DIRECTIONS :: Give the number of lines in the entries that contain "color". State only the count.

Stored records ::
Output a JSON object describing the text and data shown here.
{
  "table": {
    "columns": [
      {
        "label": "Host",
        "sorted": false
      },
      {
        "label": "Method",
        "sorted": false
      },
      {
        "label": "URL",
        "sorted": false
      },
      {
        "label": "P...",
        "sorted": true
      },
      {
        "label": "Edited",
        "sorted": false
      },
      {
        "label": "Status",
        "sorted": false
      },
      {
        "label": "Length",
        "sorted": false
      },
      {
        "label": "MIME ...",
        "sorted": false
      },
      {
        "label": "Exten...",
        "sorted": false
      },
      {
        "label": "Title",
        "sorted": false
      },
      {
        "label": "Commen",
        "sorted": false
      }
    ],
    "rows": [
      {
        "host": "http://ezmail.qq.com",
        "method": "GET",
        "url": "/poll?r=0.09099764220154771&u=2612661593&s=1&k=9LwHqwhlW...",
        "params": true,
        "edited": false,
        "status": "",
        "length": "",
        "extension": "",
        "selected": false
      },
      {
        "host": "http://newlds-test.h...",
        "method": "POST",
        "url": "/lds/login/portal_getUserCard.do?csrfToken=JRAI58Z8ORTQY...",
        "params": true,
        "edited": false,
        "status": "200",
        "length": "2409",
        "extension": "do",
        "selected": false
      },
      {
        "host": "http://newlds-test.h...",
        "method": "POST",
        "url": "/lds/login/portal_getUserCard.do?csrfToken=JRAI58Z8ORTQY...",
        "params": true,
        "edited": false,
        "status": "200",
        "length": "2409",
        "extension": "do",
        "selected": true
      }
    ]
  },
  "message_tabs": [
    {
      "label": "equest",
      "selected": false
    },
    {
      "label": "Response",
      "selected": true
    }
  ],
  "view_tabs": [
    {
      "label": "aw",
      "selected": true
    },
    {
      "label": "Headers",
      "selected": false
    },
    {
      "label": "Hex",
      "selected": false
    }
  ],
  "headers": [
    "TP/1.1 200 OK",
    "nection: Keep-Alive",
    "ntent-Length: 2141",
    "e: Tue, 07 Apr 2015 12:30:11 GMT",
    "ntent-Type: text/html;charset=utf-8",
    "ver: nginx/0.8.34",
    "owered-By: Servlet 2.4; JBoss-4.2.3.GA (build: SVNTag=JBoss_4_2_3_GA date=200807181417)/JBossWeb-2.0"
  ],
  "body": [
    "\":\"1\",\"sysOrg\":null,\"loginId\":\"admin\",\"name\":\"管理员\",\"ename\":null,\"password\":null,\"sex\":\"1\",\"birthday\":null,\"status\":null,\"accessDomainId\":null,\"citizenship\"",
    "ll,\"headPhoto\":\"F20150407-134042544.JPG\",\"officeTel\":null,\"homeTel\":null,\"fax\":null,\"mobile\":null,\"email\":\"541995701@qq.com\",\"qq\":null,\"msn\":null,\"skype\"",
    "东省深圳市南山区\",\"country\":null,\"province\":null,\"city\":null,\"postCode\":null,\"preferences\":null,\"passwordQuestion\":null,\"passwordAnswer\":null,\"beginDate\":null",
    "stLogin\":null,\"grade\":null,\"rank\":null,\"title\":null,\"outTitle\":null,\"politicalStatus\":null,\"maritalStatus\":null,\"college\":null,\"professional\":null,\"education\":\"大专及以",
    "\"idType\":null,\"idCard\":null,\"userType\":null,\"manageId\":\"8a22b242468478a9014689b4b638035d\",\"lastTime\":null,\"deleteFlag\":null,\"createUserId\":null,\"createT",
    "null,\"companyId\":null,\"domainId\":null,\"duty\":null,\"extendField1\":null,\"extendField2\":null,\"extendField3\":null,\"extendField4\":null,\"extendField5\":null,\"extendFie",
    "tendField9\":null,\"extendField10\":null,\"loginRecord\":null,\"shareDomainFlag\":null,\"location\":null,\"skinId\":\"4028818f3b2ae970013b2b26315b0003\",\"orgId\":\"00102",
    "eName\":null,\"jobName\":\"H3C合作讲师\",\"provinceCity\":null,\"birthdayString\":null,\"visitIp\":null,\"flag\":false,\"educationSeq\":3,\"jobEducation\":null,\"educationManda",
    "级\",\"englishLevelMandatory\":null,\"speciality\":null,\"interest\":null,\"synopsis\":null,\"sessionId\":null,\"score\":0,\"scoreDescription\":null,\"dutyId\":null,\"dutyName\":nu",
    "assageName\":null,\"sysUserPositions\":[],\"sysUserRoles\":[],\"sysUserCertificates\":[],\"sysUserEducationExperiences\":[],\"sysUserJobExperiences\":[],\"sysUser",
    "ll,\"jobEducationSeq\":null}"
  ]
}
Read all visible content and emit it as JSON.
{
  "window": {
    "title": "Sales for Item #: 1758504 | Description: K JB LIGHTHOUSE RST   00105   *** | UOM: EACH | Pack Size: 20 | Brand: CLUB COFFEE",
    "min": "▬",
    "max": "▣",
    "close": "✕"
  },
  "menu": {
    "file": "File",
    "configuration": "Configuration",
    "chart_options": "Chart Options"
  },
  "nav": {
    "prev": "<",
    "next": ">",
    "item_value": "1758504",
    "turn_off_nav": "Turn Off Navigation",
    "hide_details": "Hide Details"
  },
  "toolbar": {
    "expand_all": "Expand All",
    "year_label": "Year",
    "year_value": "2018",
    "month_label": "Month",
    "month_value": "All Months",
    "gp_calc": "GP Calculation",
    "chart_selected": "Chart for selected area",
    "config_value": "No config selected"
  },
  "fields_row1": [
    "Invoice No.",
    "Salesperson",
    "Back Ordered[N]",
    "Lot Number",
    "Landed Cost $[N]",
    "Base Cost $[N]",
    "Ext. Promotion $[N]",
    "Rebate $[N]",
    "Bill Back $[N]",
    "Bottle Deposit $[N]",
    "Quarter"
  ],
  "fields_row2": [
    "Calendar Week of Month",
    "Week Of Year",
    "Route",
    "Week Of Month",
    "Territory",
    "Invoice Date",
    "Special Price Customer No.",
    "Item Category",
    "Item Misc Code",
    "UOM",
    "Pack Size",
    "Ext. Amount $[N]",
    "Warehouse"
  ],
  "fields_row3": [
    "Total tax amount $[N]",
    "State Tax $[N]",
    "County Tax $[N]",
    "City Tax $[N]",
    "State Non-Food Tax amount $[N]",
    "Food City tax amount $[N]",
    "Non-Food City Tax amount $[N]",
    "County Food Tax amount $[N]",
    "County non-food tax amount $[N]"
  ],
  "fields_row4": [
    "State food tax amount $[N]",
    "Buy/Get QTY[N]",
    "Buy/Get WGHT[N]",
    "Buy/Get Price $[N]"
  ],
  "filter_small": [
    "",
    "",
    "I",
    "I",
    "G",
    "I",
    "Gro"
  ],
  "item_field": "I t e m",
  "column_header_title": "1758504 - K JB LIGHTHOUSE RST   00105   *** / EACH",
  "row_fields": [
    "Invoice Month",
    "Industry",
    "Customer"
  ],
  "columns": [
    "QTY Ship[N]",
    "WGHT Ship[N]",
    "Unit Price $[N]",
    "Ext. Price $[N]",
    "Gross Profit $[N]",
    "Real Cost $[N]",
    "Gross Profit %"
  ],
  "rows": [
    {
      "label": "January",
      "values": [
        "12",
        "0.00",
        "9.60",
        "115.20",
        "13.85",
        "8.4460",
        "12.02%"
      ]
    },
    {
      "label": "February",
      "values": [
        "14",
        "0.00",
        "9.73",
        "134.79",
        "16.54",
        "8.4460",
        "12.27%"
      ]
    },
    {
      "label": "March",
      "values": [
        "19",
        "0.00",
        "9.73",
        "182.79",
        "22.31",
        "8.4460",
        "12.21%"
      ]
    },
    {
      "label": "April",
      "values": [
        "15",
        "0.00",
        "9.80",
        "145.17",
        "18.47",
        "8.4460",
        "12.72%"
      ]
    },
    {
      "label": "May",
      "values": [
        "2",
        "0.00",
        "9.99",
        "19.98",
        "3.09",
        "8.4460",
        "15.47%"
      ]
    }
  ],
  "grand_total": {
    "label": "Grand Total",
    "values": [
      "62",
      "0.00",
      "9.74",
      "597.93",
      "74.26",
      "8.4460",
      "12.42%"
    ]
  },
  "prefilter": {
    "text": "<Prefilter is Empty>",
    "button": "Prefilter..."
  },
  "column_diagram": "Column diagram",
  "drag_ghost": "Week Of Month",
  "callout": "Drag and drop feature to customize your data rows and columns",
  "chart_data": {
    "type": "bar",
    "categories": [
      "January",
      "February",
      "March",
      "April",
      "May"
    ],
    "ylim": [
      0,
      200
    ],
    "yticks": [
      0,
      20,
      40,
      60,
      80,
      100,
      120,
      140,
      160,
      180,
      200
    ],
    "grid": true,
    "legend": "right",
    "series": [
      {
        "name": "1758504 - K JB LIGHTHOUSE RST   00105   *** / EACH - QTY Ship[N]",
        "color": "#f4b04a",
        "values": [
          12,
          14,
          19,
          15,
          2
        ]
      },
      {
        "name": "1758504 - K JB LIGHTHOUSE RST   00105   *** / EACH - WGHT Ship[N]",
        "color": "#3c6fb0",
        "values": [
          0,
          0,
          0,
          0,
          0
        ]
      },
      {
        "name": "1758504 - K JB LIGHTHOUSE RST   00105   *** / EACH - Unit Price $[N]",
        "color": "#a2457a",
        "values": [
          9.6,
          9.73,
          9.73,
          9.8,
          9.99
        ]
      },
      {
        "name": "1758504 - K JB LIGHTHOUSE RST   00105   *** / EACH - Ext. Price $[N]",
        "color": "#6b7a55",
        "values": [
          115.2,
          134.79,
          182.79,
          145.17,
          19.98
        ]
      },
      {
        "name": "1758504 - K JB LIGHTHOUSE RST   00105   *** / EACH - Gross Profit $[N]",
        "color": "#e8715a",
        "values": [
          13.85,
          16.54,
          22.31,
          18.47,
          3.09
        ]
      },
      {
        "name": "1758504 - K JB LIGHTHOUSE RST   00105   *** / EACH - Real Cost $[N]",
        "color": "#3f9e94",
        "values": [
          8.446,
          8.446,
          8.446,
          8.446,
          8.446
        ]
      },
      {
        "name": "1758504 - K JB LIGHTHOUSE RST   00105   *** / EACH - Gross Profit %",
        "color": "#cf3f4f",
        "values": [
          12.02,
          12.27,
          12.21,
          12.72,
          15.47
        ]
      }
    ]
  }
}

FULL RESPONSE :: 7